Given instruction:
Retype the whole listing, please, keeping every line exact and dropping the pictures.

Data supplied:

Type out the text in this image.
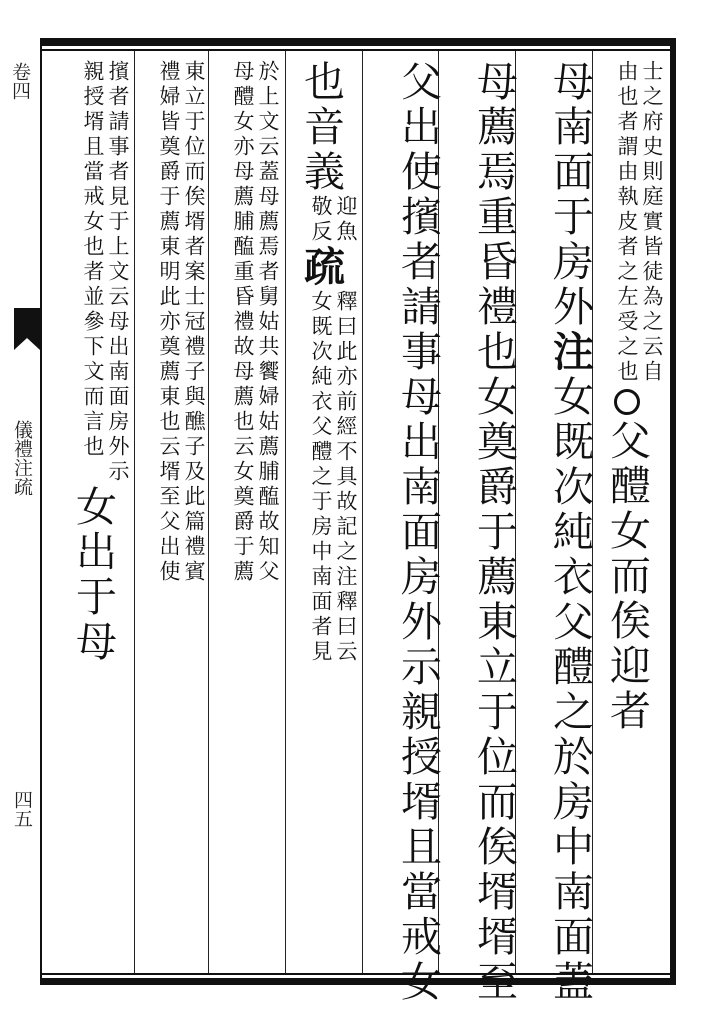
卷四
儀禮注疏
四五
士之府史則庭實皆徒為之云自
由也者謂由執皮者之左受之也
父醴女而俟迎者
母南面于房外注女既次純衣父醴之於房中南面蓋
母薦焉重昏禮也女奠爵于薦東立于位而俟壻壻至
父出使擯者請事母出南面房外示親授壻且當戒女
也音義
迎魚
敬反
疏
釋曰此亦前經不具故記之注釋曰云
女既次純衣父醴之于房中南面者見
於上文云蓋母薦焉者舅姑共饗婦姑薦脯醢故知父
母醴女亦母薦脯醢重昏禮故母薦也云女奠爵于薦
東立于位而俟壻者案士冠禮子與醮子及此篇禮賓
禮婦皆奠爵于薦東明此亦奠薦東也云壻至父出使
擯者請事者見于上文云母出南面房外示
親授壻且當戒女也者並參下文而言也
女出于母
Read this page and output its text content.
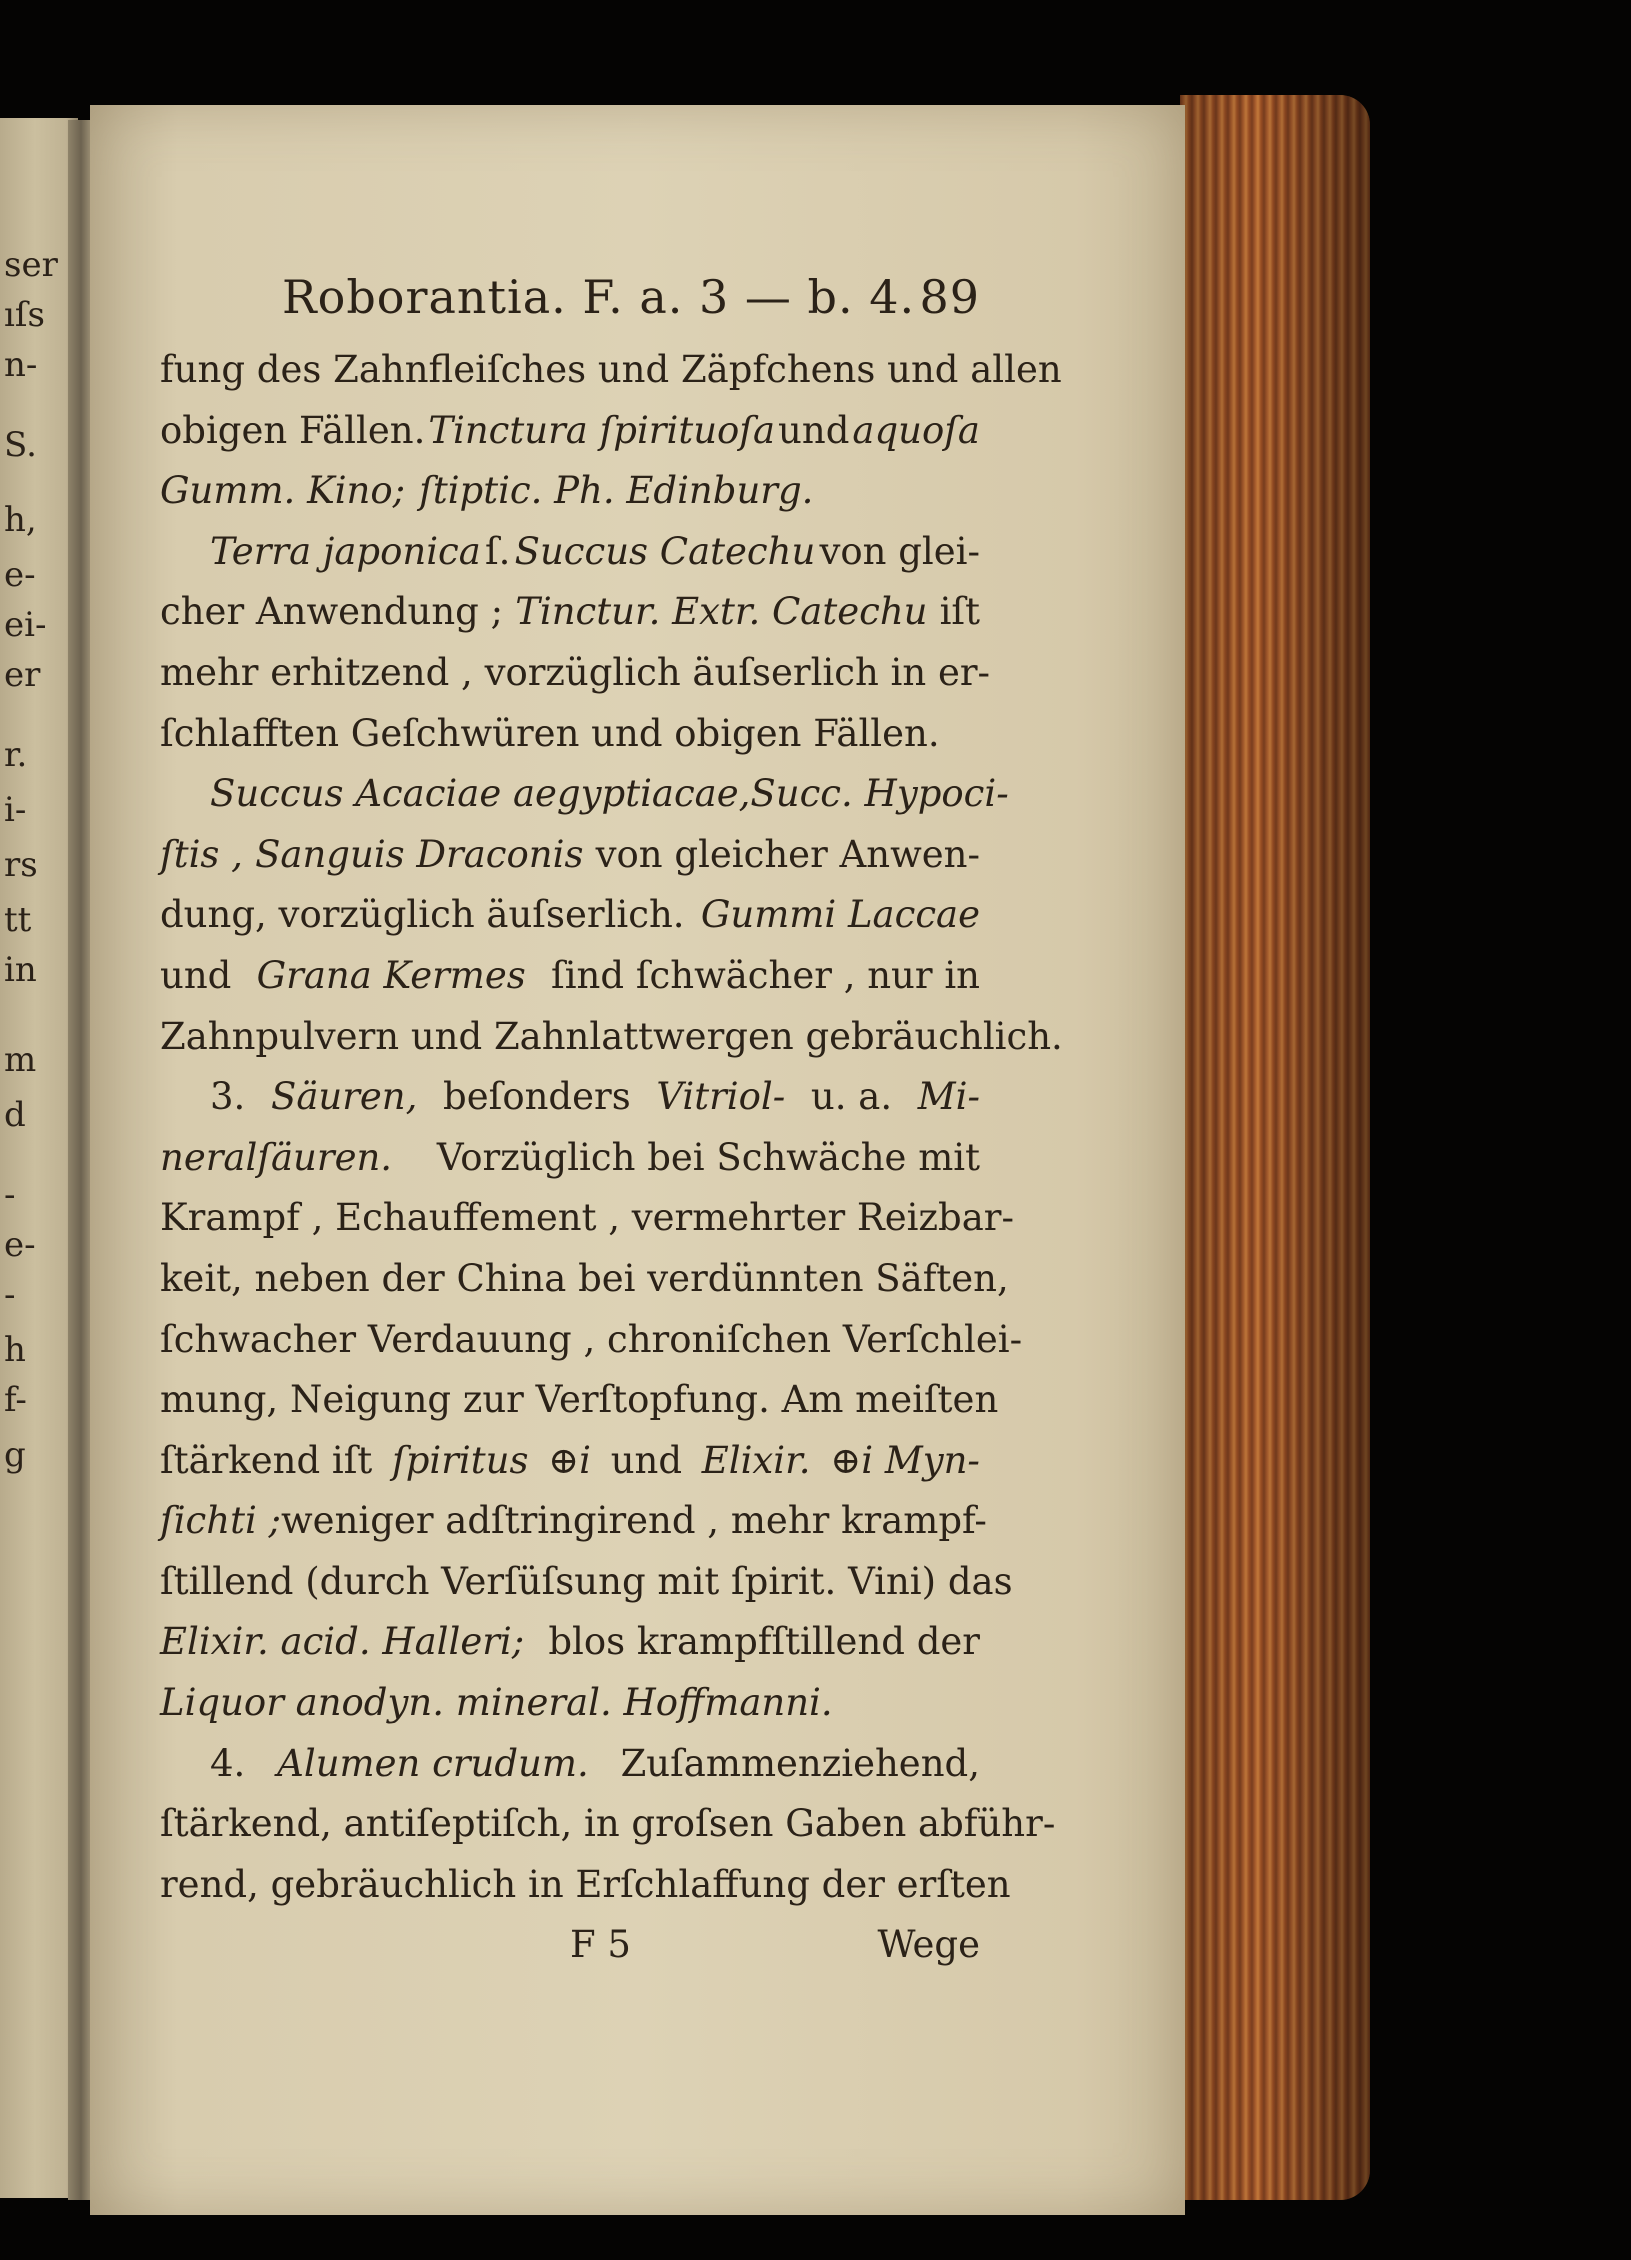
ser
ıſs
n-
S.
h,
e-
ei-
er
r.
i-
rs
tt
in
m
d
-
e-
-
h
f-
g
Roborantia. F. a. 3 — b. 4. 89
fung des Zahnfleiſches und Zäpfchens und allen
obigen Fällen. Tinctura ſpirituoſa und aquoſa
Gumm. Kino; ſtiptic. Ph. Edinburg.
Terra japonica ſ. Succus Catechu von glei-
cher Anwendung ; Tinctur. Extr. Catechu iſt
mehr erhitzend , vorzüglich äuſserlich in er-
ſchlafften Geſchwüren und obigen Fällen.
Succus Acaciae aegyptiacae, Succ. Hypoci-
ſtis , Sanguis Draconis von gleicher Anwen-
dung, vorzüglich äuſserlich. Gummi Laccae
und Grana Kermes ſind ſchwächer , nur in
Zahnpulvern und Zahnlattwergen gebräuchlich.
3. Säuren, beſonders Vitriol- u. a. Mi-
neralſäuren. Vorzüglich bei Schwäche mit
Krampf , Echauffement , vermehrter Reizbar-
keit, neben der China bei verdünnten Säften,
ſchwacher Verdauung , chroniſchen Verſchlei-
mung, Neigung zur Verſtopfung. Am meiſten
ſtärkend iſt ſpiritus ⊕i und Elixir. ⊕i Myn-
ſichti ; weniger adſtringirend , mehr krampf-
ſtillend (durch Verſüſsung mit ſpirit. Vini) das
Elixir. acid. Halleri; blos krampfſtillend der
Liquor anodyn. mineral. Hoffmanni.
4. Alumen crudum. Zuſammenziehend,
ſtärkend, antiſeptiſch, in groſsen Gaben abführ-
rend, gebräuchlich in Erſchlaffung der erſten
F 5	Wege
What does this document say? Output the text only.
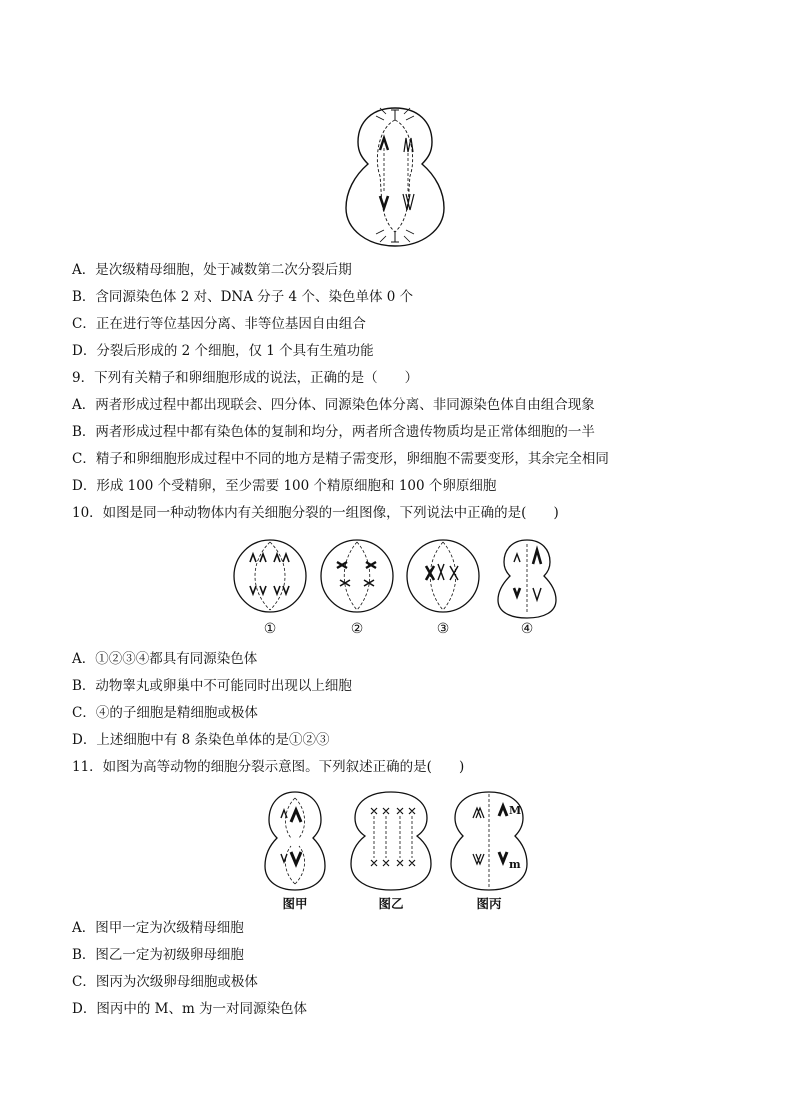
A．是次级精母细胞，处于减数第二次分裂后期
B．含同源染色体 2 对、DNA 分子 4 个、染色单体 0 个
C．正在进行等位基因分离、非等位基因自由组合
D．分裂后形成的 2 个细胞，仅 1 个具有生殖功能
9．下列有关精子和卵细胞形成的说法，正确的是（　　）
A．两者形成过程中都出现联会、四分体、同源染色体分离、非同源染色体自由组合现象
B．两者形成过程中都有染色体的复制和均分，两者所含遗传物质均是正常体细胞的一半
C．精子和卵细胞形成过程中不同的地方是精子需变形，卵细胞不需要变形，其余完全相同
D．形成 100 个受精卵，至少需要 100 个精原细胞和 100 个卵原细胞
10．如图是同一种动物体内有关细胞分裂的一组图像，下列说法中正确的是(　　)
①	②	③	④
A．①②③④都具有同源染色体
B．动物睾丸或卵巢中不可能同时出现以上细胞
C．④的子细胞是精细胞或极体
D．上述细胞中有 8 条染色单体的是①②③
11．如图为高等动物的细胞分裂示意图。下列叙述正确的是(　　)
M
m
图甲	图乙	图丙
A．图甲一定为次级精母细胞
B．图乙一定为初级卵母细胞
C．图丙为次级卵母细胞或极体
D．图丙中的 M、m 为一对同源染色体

Output:
Type out the text in this image.
卷四
儀禮注疏
四五
士之府史則庭實皆徒為之云自
由也者謂由執皮者之左受之也
父醴女而俟迎者
母南面于房外注女既次純衣父醴之於房中南面蓋
母薦焉重昏禮也女奠爵于薦東立于位而俟壻壻至
父出使擯者請事母出南面房外示親授壻且當戒女
也音義
迎魚
敬反
疏
釋曰此亦前經不具故記之注釋曰云
女既次純衣父醴之于房中南面者見
於上文云蓋母薦焉者舅姑共饗婦姑薦脯醢故知父
母醴女亦母薦脯醢重昏禮故母薦也云女奠爵于薦
東立于位而俟壻者案士冠禮子與醮子及此篇禮賓
禮婦皆奠爵于薦東明此亦奠薦東也云壻至父出使
擯者請事者見于上文云母出南面房外示
親授壻且當戒女也者並參下文而言也
女出于母
Read this page and output its text content.
ser
ıſs
n-
S.
h,
e-
ei-
er
r.
i-
rs
tt
in
m
d
-
e-
-
h
f-
g
Roborantia. F. a. 3 — b. 4. 89
fung des Zahnfleiſches und Zäpfchens und allen
obigen Fällen. Tinctura ſpirituoſa und aquoſa
Gumm. Kino; ſtiptic. Ph. Edinburg.
Terra japonica ſ. Succus Catechu von glei-
cher Anwendung ; Tinctur. Extr. Catechu iſt
mehr erhitzend , vorzüglich äuſserlich in er-
ſchlafften Geſchwüren und obigen Fällen.
Succus Acaciae aegyptiacae, Succ. Hypoci-
ſtis , Sanguis Draconis von gleicher Anwen-
dung, vorzüglich äuſserlich. Gummi Laccae
und Grana Kermes ſind ſchwächer , nur in
Zahnpulvern und Zahnlattwergen gebräuchlich.
3. Säuren, beſonders Vitriol- u. a. Mi-
neralſäuren. Vorzüglich bei Schwäche mit
Krampf , Echauffement , vermehrter Reizbar-
keit, neben der China bei verdünnten Säften,
ſchwacher Verdauung , chroniſchen Verſchlei-
mung, Neigung zur Verſtopfung. Am meiſten
ſtärkend iſt ſpiritus ⊕i und Elixir. ⊕i Myn-
ſichti ; weniger adſtringirend , mehr krampf-
ſtillend (durch Verſüſsung mit ſpirit. Vini) das
Elixir. acid. Halleri; blos krampfſtillend der
Liquor anodyn. mineral. Hoffmanni.
4. Alumen crudum. Zuſammenziehend,
ſtärkend, antiſeptiſch, in groſsen Gaben abführ-
rend, gebräuchlich in Erſchlaffung der erſten
F 5	Wege
What does this document say? Output the text only.
A．是次级精母细胞，处于减数第二次分裂后期
B．含同源染色体 2 对、DNA 分子 4 个、染色单体 0 个
C．正在进行等位基因分离、非等位基因自由组合
D．分裂后形成的 2 个细胞，仅 1 个具有生殖功能
9．下列有关精子和卵细胞形成的说法，正确的是（　　）
A．两者形成过程中都出现联会、四分体、同源染色体分离、非同源染色体自由组合现象
B．两者形成过程中都有染色体的复制和均分，两者所含遗传物质均是正常体细胞的一半
C．精子和卵细胞形成过程中不同的地方是精子需变形，卵细胞不需要变形，其余完全相同
D．形成 100 个受精卵，至少需要 100 个精原细胞和 100 个卵原细胞
10．如图是同一种动物体内有关细胞分裂的一组图像，下列说法中正确的是(　　)
①	②	③	④
A．①②③④都具有同源染色体
B．动物睾丸或卵巢中不可能同时出现以上细胞
C．④的子细胞是精细胞或极体
D．上述细胞中有 8 条染色单体的是①②③
11．如图为高等动物的细胞分裂示意图。下列叙述正确的是(　　)
M
m
图甲	图乙	图丙
A．图甲一定为次级精母细胞
B．图乙一定为初级卵母细胞
C．图丙为次级卵母细胞或极体
D．图丙中的 M、m 为一对同源染色体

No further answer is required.